## Your instructions
Word for word, repeat the entries, minus the pictures.

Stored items
---------------
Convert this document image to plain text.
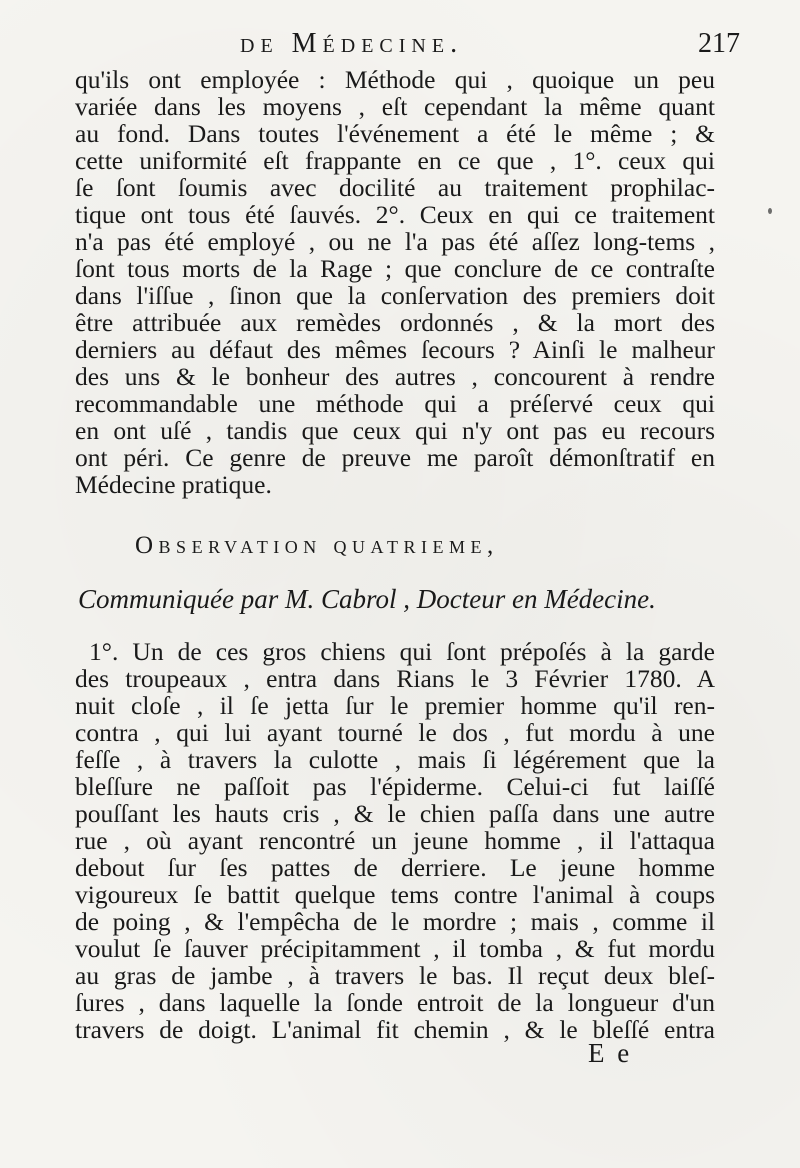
de Médecine.	217
qu'ils ont employée : Méthode qui , quoique un peu
variée dans les moyens , eſt cependant la même quant
au fond. Dans toutes l'événement a été le même ; &
cette uniformité eſt frappante en ce que , 1°. ceux qui
ſe ſont ſoumis avec docilité au traitement prophilac-
tique ont tous été ſauvés. 2°. Ceux en qui ce traitement
n'a pas été employé , ou ne l'a pas été aſſez long-tems ,
ſont tous morts de la Rage ; que conclure de ce contraſte
dans l'iſſue , ſinon que la conſervation des premiers doit
être attribuée aux remèdes ordonnés , & la mort des
derniers au défaut des mêmes ſecours ? Ainſi le malheur
des uns & le bonheur des autres , concourent à rendre
recommandable une méthode qui a préſervé ceux qui
en ont uſé , tandis que ceux qui n'y ont pas eu recours
ont péri. Ce genre de preuve me paroît démonſtratif en
Médecine pratique.
Observation quatrieme,
Communiquée par M. Cabrol , Docteur en Médecine.
1°. Un de ces gros chiens qui ſont prépoſés à la garde
des troupeaux , entra dans Rians le 3 Février 1780. A
nuit cloſe , il ſe jetta ſur le premier homme qu'il ren-
contra , qui lui ayant tourné le dos , fut mordu à une
feſſe , à travers la culotte , mais ſi légérement que la
bleſſure ne paſſoit pas l'épiderme. Celui-ci fut laiſſé
pouſſant les hauts cris , & le chien paſſa dans une autre
rue , où ayant rencontré un jeune homme , il l'attaqua
debout ſur ſes pattes de derriere. Le jeune homme
vigoureux ſe battit quelque tems contre l'animal à coups
de poing , & l'empêcha de le mordre ; mais , comme il
voulut ſe ſauver précipitamment , il tomba , & fut mordu
au gras de jambe , à travers le bas. Il reçut deux bleſ-
ſures , dans laquelle la ſonde entroit de la longueur d'un
travers de doigt. L'animal fit chemin , & le bleſſé entra
E e
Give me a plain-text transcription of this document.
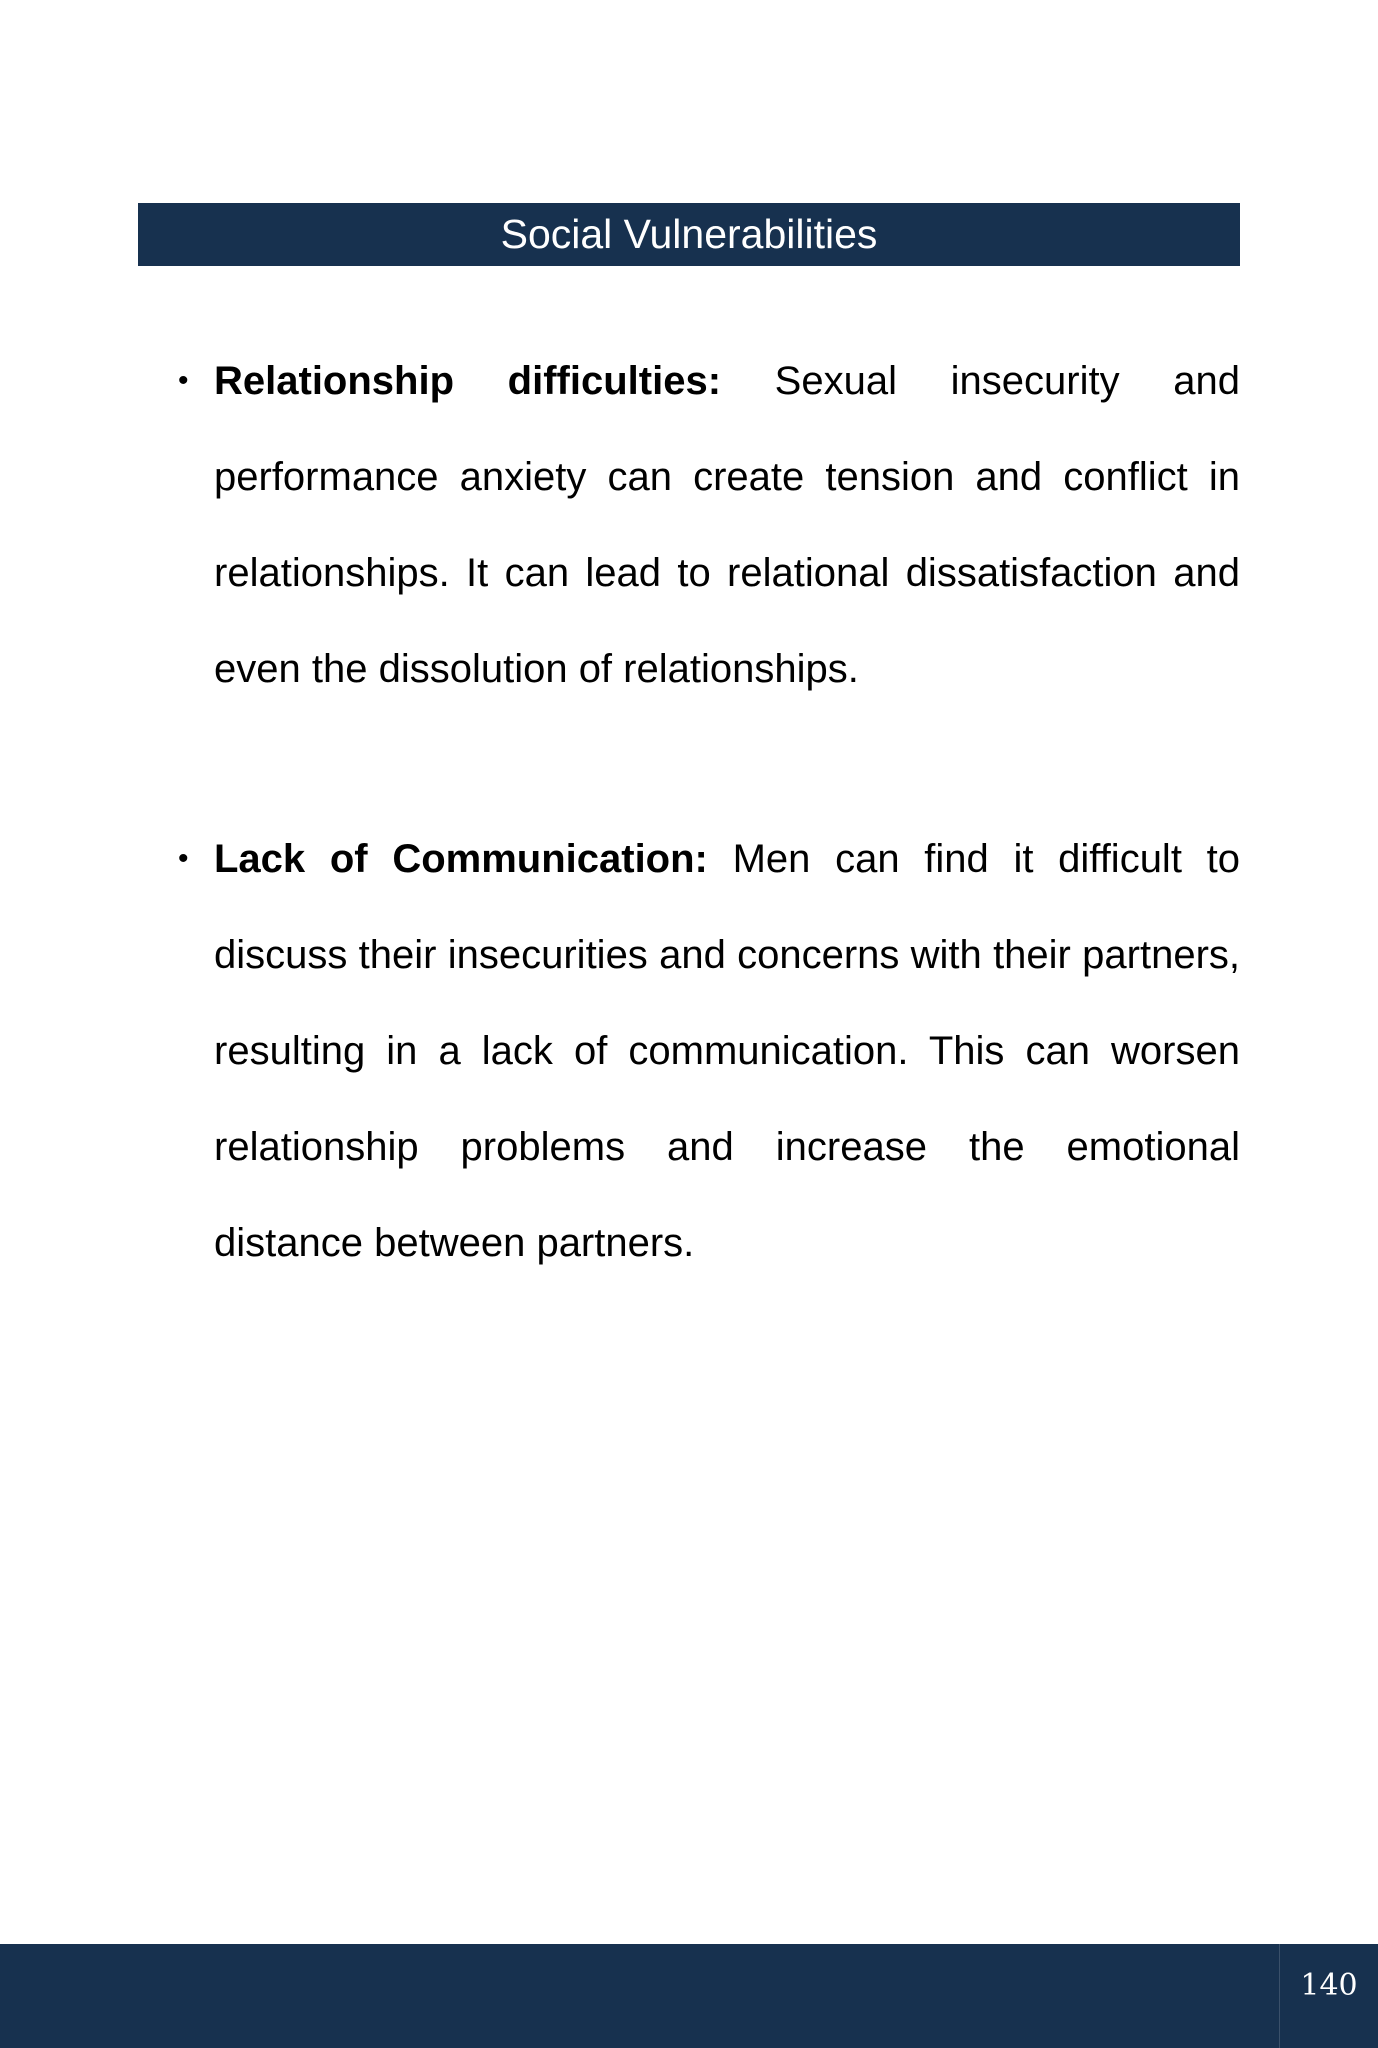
Social Vulnerabilities
• Relationship difficulties: Sexual insecurity and performance anxiety can create tension and conflict in relationships. It can lead to relational dissatisfaction and even the dissolution of relationships.
• Lack of Communication: Men can find it difficult to discuss their insecurities and concerns with their partners, resulting in a lack of communication. This can worsen relationship problems and increase the emotional distance between partners.
140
---------------
## Finished answer
Convert this document image to plain text.
de Médecine.	217
qu'ils ont employée : Méthode qui , quoique un peu
variée dans les moyens , eſt cependant la même quant
au fond. Dans toutes l'événement a été le même ; &
cette uniformité eſt frappante en ce que , 1°. ceux qui
ſe ſont ſoumis avec docilité au traitement prophilac-
tique ont tous été ſauvés. 2°. Ceux en qui ce traitement
n'a pas été employé , ou ne l'a pas été aſſez long-tems ,
ſont tous morts de la Rage ; que conclure de ce contraſte
dans l'iſſue , ſinon que la conſervation des premiers doit
être attribuée aux remèdes ordonnés , & la mort des
derniers au défaut des mêmes ſecours ? Ainſi le malheur
des uns & le bonheur des autres , concourent à rendre
recommandable une méthode qui a préſervé ceux qui
en ont uſé , tandis que ceux qui n'y ont pas eu recours
ont péri. Ce genre de preuve me paroît démonſtratif en
Médecine pratique.
Observation quatrieme,
Communiquée par M. Cabrol , Docteur en Médecine.
1°. Un de ces gros chiens qui ſont prépoſés à la garde
des troupeaux , entra dans Rians le 3 Février 1780. A
nuit cloſe , il ſe jetta ſur le premier homme qu'il ren-
contra , qui lui ayant tourné le dos , fut mordu à une
feſſe , à travers la culotte , mais ſi légérement que la
bleſſure ne paſſoit pas l'épiderme. Celui-ci fut laiſſé
pouſſant les hauts cris , & le chien paſſa dans une autre
rue , où ayant rencontré un jeune homme , il l'attaqua
debout ſur ſes pattes de derriere. Le jeune homme
vigoureux ſe battit quelque tems contre l'animal à coups
de poing , & l'empêcha de le mordre ; mais , comme il
voulut ſe ſauver précipitamment , il tomba , & fut mordu
au gras de jambe , à travers le bas. Il reçut deux bleſ-
ſures , dans laquelle la ſonde entroit de la longueur d'un
travers de doigt. L'animal fit chemin , & le bleſſé entra
E e
Give me a plain-text transcription of this document.
Social Vulnerabilities
• Relationship difficulties: Sexual insecurity and performance anxiety can create tension and conflict in relationships. It can lead to relational dissatisfaction and even the dissolution of relationships.
• Lack of Communication: Men can find it difficult to discuss their insecurities and concerns with their partners, resulting in a lack of communication. This can worsen relationship problems and increase the emotional distance between partners.
140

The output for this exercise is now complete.